[begin Listing]
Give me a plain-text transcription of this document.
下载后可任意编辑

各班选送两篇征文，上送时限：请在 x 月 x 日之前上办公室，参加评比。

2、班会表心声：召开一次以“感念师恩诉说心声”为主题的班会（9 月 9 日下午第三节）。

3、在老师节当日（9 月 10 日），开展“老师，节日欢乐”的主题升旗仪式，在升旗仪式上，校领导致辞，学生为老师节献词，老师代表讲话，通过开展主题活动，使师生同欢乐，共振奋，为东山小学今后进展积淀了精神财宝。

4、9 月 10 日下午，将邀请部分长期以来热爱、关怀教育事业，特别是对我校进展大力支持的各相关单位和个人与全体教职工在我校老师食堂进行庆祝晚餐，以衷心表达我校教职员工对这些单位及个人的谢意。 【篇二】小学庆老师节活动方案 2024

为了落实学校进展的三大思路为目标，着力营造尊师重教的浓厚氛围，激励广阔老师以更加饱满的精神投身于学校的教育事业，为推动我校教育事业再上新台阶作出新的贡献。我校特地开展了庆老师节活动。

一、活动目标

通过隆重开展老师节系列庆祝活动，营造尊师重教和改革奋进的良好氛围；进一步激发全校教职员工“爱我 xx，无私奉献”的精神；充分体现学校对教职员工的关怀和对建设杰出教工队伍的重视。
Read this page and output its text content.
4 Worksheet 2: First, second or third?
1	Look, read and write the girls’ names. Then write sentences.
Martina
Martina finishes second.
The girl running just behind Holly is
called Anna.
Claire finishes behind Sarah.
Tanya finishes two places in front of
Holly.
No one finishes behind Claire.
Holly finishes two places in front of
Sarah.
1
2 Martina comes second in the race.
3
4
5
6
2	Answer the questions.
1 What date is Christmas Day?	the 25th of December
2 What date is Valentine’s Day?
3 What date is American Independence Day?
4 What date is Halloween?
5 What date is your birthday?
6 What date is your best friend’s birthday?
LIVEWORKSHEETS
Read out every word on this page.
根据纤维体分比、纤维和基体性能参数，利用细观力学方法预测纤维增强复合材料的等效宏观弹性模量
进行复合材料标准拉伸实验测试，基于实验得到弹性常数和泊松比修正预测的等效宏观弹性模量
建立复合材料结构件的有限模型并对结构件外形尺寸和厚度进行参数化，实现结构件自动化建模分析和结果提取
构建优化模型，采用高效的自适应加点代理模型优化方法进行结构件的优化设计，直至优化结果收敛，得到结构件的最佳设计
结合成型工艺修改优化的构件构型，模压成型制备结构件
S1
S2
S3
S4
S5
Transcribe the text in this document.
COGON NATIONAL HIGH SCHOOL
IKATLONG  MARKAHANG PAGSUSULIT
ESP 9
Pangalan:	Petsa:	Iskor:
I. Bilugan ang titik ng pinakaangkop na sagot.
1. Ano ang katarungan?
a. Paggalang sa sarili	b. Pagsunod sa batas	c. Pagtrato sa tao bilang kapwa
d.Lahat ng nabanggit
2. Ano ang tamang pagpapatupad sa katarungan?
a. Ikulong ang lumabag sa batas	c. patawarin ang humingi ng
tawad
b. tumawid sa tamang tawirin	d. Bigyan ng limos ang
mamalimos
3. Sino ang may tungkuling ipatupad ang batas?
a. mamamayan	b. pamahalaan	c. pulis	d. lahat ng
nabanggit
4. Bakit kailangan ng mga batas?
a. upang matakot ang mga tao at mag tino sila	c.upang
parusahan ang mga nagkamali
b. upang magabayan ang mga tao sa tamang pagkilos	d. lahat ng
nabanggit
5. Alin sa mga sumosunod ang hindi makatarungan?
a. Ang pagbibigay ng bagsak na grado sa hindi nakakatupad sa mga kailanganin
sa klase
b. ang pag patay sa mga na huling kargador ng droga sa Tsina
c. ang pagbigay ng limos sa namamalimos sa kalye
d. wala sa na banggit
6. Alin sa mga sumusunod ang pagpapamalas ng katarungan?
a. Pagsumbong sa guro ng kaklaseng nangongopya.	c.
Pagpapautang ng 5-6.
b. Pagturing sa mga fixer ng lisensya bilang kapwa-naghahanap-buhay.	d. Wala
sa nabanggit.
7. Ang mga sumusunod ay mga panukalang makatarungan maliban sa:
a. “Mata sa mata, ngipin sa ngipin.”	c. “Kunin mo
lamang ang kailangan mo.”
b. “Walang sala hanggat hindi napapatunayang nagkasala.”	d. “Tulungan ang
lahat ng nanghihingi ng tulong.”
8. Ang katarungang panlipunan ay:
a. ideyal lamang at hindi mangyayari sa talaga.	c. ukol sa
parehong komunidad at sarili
[end Listing]
◆ Short problem ◆
Output all of the data again. Match it exactly.

◆ Solution below ◆
Give me a plain-text transcription of this document.
下载后可任意编辑

各班选送两篇征文，上送时限：请在 x 月 x 日之前上办公室，参加评比。

2、班会表心声：召开一次以“感念师恩诉说心声”为主题的班会（9 月 9 日下午第三节）。

3、在老师节当日（9 月 10 日），开展“老师，节日欢乐”的主题升旗仪式，在升旗仪式上，校领导致辞，学生为老师节献词，老师代表讲话，通过开展主题活动，使师生同欢乐，共振奋，为东山小学今后进展积淀了精神财宝。

4、9 月 10 日下午，将邀请部分长期以来热爱、关怀教育事业，特别是对我校进展大力支持的各相关单位和个人与全体教职工在我校老师食堂进行庆祝晚餐，以衷心表达我校教职员工对这些单位及个人的谢意。 【篇二】小学庆老师节活动方案 2024

为了落实学校进展的三大思路为目标，着力营造尊师重教的浓厚氛围，激励广阔老师以更加饱满的精神投身于学校的教育事业，为推动我校教育事业再上新台阶作出新的贡献。我校特地开展了庆老师节活动。

一、活动目标

通过隆重开展老师节系列庆祝活动，营造尊师重教和改革奋进的良好氛围；进一步激发全校教职员工“爱我 xx，无私奉献”的精神；充分体现学校对教职员工的关怀和对建设杰出教工队伍的重视。
Read this page and output its text content.
4 Worksheet 2: First, second or third?
1	Look, read and write the girls’ names. Then write sentences.
Martina
Martina finishes second.
The girl running just behind Holly is
called Anna.
Claire finishes behind Sarah.
Tanya finishes two places in front of
Holly.
No one finishes behind Claire.
Holly finishes two places in front of
Sarah.
1
2 Martina comes second in the race.
3
4
5
6
2	Answer the questions.
1 What date is Christmas Day?	the 25th of December
2 What date is Valentine’s Day?
3 What date is American Independence Day?
4 What date is Halloween?
5 What date is your birthday?
6 What date is your best friend’s birthday?
LIVEWORKSHEETS
Read out every word on this page.
根据纤维体分比、纤维和基体性能参数，利用细观力学方法预测纤维增强复合材料的等效宏观弹性模量
进行复合材料标准拉伸实验测试，基于实验得到弹性常数和泊松比修正预测的等效宏观弹性模量
建立复合材料结构件的有限模型并对结构件外形尺寸和厚度进行参数化，实现结构件自动化建模分析和结果提取
构建优化模型，采用高效的自适应加点代理模型优化方法进行结构件的优化设计，直至优化结果收敛，得到结构件的最佳设计
结合成型工艺修改优化的构件构型，模压成型制备结构件
S1
S2
S3
S4
S5
Transcribe the text in this document.
COGON NATIONAL HIGH SCHOOL
IKATLONG  MARKAHANG PAGSUSULIT
ESP 9
Pangalan:	Petsa:	Iskor:
I. Bilugan ang titik ng pinakaangkop na sagot.
1. Ano ang katarungan?
a. Paggalang sa sarili	b. Pagsunod sa batas	c. Pagtrato sa tao bilang kapwa
d.Lahat ng nabanggit
2. Ano ang tamang pagpapatupad sa katarungan?
a. Ikulong ang lumabag sa batas	c. patawarin ang humingi ng
tawad
b. tumawid sa tamang tawirin	d. Bigyan ng limos ang
mamalimos
3. Sino ang may tungkuling ipatupad ang batas?
a. mamamayan	b. pamahalaan	c. pulis	d. lahat ng
nabanggit
4. Bakit kailangan ng mga batas?
a. upang matakot ang mga tao at mag tino sila	c.upang
parusahan ang mga nagkamali
b. upang magabayan ang mga tao sa tamang pagkilos	d. lahat ng
nabanggit
5. Alin sa mga sumosunod ang hindi makatarungan?
a. Ang pagbibigay ng bagsak na grado sa hindi nakakatupad sa mga kailanganin
sa klase
b. ang pag patay sa mga na huling kargador ng droga sa Tsina
c. ang pagbigay ng limos sa namamalimos sa kalye
d. wala sa na banggit
6. Alin sa mga sumusunod ang pagpapamalas ng katarungan?
a. Pagsumbong sa guro ng kaklaseng nangongopya.	c.
Pagpapautang ng 5-6.
b. Pagturing sa mga fixer ng lisensya bilang kapwa-naghahanap-buhay.	d. Wala
sa nabanggit.
7. Ang mga sumusunod ay mga panukalang makatarungan maliban sa:
a. “Mata sa mata, ngipin sa ngipin.”	c. “Kunin mo
lamang ang kailangan mo.”
b. “Walang sala hanggat hindi napapatunayang nagkasala.”	d. “Tulungan ang
lahat ng nanghihingi ng tulong.”
8. Ang katarungang panlipunan ay:
a. ideyal lamang at hindi mangyayari sa talaga.	c. ukol sa
parehong komunidad at sarili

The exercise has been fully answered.